» **To do**:
In the passage of the rustc profiling issue between "Total time in" and "(more rows)", inclusive, rename "example" to "mycrate" and write the passage out again.

» **Reading passage**:
......

Provide a tool to see what user code is causing rustc to use lots of time #51

wesleywiser · 2019-08-15T15:12:32Z

We should have a way to calculate how long each item in your codebase takes to compile. Conceptually this would work by grouping the measureme data by DefId/NodeId or some other identifier rather than by the query name. We can then output a sorted list of items by how long each takes.

For example, the output might look like this:

$ summarize code-profile /path/to/rustc-results

Total time in rustc: 120 seconds

----------------------------------------
| % time | Item                        |
| ------ | -----------------------------
| 20.4%  | example::foo::bar::clone()  |
| 10.2%  | example::baz::widget::bla() |

(more rows)

This will require changes to the profiling code in rustc to record DefIds or NodeIds for each query.

The text was updated successfully, but these errors were encountered:

michaelwoerister · 2019-08-20T13:28:41Z

Some more notes here: Once we record query-keys and function parameters we basically have the whole query graph in our trace. That lets us do some quite sophisticated analysis. However, there are also some limitations:

A big part of compilation is spent in LLVM and (at least right now) we can only measure things a the codegen-unit level. That means we know how long it takes to optimize the whole object file but we can't tell how that time is divided up between the individual functions in there. But maybe LLVM has some facilities to get more information.
Because query results are cached, it can be tricky to attribute compile time to a single function. E.g. if both function foo() and function bar() trigger computing the type info for struct Foo then where do you count the time it took to compute Foo's type info?
On the other hand, given the query graph it is easy to find things that have been triggered by only one function and one could also do a "simulation/approximation" of what compile times would look like if a given function would be deleted from the code base. (At least for the single-threaded case)

Eh2406 · 2019-09-20T19:20:10Z

Some thoughts from an outsider, worth exactly what you paid for.

A big part of compilation is spent in LLVM

I would ges that llvm-ir is a pretty good measure of proportion of time. So a tool to tell me, for each line of code in some file, how much llvm-ir is transitively generated, soudes very useful. I also think this may make it possible for non-rustc devs to find rust-lang/rust#64572 by saying "why is iter.all taking 1/2 of my generated llvm-ir?"

Because query results are cached, it can be tricky to attribute compile time to a single function.

......

» **Dataset content**:
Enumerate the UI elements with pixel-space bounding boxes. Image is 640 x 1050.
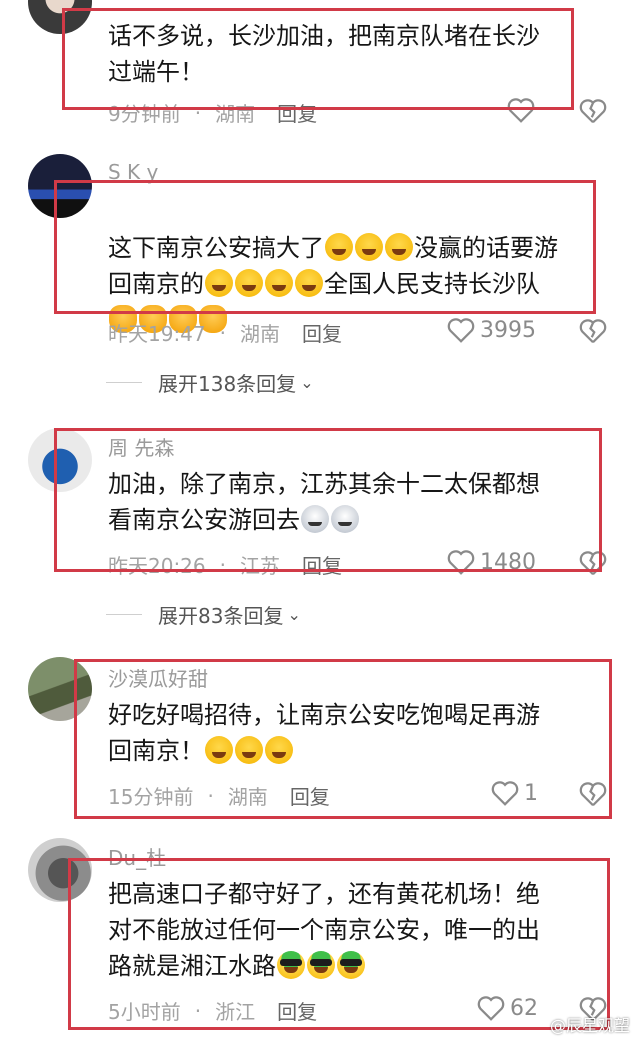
comment-text-part: 这下南京公安搞大了 <box>108 234 324 262</box>
like-count: 1480 <box>480 549 536 575</box>
like-count: 3995 <box>480 317 536 343</box>
comment-time: 5小时前 <box>108 1000 181 1024</box>
yawn-emoji-icon <box>385 233 413 261</box>
comment-meta: 5小时前 · 浙江 回复 <box>108 996 317 1025</box>
comment-meta: 昨天19:47 · 湖南 回复 <box>108 318 342 347</box>
comment-text: 好吃好喝招待，让南京公安吃饱喝足再游 回南京！ <box>108 697 608 769</box>
like-button[interactable]: 1 <box>490 779 538 807</box>
like-button[interactable] <box>506 96 540 124</box>
comment-text-part: 全国人民支持长沙队 <box>324 270 540 298</box>
reply-button[interactable]: 回复 <box>302 318 342 347</box>
comment-region: 浙江 <box>215 1000 256 1024</box>
broken-heart-icon[interactable] <box>578 779 608 809</box>
comment-region: 湖南 <box>227 785 268 809</box>
comment-text: 话不多说，长沙加油，把南京队堵在长沙 过端午！ <box>108 22 540 86</box>
cool-emoji-icon <box>337 951 365 979</box>
comment-3: 周 先森 加油，除了南京，江苏其余十二太保都想 看南京公安游回去 昨天20:26… <box>0 420 640 650</box>
avatar[interactable] <box>28 0 92 34</box>
meta-separator: · <box>194 100 202 125</box>
like-button[interactable]: 62 <box>476 994 538 1022</box>
reply-button[interactable]: 回复 <box>277 996 317 1025</box>
broken-heart-icon[interactable] <box>578 316 608 346</box>
comment-meta: 15分钟前 · 湖南 回复 <box>108 781 330 810</box>
comment-time: 15分钟前 <box>108 785 194 809</box>
comment-region: 湖南 <box>240 322 280 346</box>
comment-username[interactable]: Du_杜 <box>108 842 166 871</box>
avatar[interactable] <box>28 657 92 721</box>
heart-outline-icon <box>507 98 535 123</box>
comment-username[interactable]: 沙漠瓜好甜 <box>108 663 208 692</box>
sweat-smile-emoji-icon <box>205 269 233 297</box>
like-count: 62 <box>510 995 538 1021</box>
comment-meta: 昨天20:26 · 江苏 回复 <box>108 550 342 579</box>
comment-username[interactable]: S K y <box>108 160 158 184</box>
heart-outline-icon <box>447 550 475 575</box>
expand-replies-label: 展开83条回复 <box>158 604 284 628</box>
comment-region: 湖南 <box>215 102 256 126</box>
meta-separator: · <box>207 783 214 808</box>
comment-5: Du_杜 把高速口子都守好了，还有黄花机场！绝 对不能放过任何一个南京公安，唯一… <box>0 838 640 1050</box>
comment-time: 9分钟前 <box>108 102 181 126</box>
dog-emoji-icon <box>301 505 329 533</box>
comment-username[interactable]: 周 先森 <box>108 432 174 461</box>
divider <box>106 614 142 615</box>
cool-emoji-icon <box>277 951 305 979</box>
avatar[interactable] <box>28 838 92 902</box>
expand-replies-button[interactable]: 展开138条回复 ⌄ <box>106 368 314 397</box>
meta-separator: · <box>219 552 226 577</box>
broken-heart-icon[interactable] <box>578 548 608 578</box>
grin-emoji-icon <box>265 736 293 764</box>
comment-4: 沙漠瓜好甜 好吃好喝招待，让南京公安吃饱喝足再游 回南京！ 15分钟前 · 湖南… <box>0 655 640 825</box>
comment-1: 话不多说，长沙加油，把南京队堵在长沙 过端午！ 9分钟前 · 湖南 回复 <box>0 0 640 140</box>
comment-text: 加油，除了南京，江苏其余十二太保都想 看南京公安游回去 <box>108 466 608 538</box>
divider <box>106 382 142 383</box>
comment-text: 把高速口子都守好了，还有黄花机场！绝 对不能放过任何一个南京公安，唯一的出 路就… <box>108 876 608 984</box>
grin-emoji-icon <box>235 736 263 764</box>
meta-separator: · <box>194 998 202 1023</box>
comment-region: 江苏 <box>240 554 280 578</box>
meta-separator: · <box>219 320 226 345</box>
sweat-smile-emoji-icon <box>295 269 323 297</box>
comment-meta: 9分钟前 · 湖南 回复 <box>108 98 317 127</box>
grin-emoji-icon <box>205 736 233 764</box>
sweat-smile-emoji-icon <box>235 269 263 297</box>
comment-time: 昨天20:26 <box>108 554 206 578</box>
like-button[interactable]: 3995 <box>446 316 536 344</box>
reply-button[interactable]: 回复 <box>290 781 330 810</box>
heart-outline-icon <box>447 318 475 343</box>
expand-replies-label: 展开138条回复 <box>158 372 297 396</box>
avatar[interactable] <box>28 428 92 492</box>
dog-emoji-icon <box>331 505 359 533</box>
watermark: @辰星观望 <box>549 1016 630 1035</box>
like-button[interactable]: 1480 <box>446 548 536 576</box>
yawn-emoji-icon <box>325 233 353 261</box>
chevron-down-icon: ⌄ <box>300 373 314 392</box>
reply-button[interactable]: 回复 <box>302 550 342 579</box>
avatar[interactable] <box>28 154 92 218</box>
comment-text-part: 好吃好喝招待，让南京公安吃饱喝足再游 回南京！ <box>108 701 540 765</box>
chevron-down-icon: ⌄ <box>287 605 301 624</box>
heart-outline-icon <box>491 781 519 806</box>
expand-replies-button[interactable]: 展开83条回复 ⌄ <box>106 600 301 629</box>
comment-2: S K y 这下南京公安搞大了 没赢的话要游 回南京的 全国人民支持长沙队 昨天19… <box>0 150 640 400</box>
heart-outline-icon <box>477 996 505 1021</box>
comment-time: 昨天19:47 <box>108 322 206 346</box>
sweat-smile-emoji-icon <box>265 269 293 297</box>
broken-heart-icon[interactable] <box>578 96 608 126</box>
reply-button[interactable]: 回复 <box>277 98 317 127</box>
cool-emoji-icon <box>307 951 335 979</box>
like-count: 1 <box>524 780 538 806</box>
yawn-emoji-icon <box>355 233 383 261</box>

......

» **Written response**:
Total time in rustc: 120 seconds

----------------------------------------
| % time | Item                        |
| ------ | -----------------------------
| 20.4%  | mycrate::foo::bar::clone()  |
| 10.2%  | mycrate::baz::widget::bla() |

(more rows)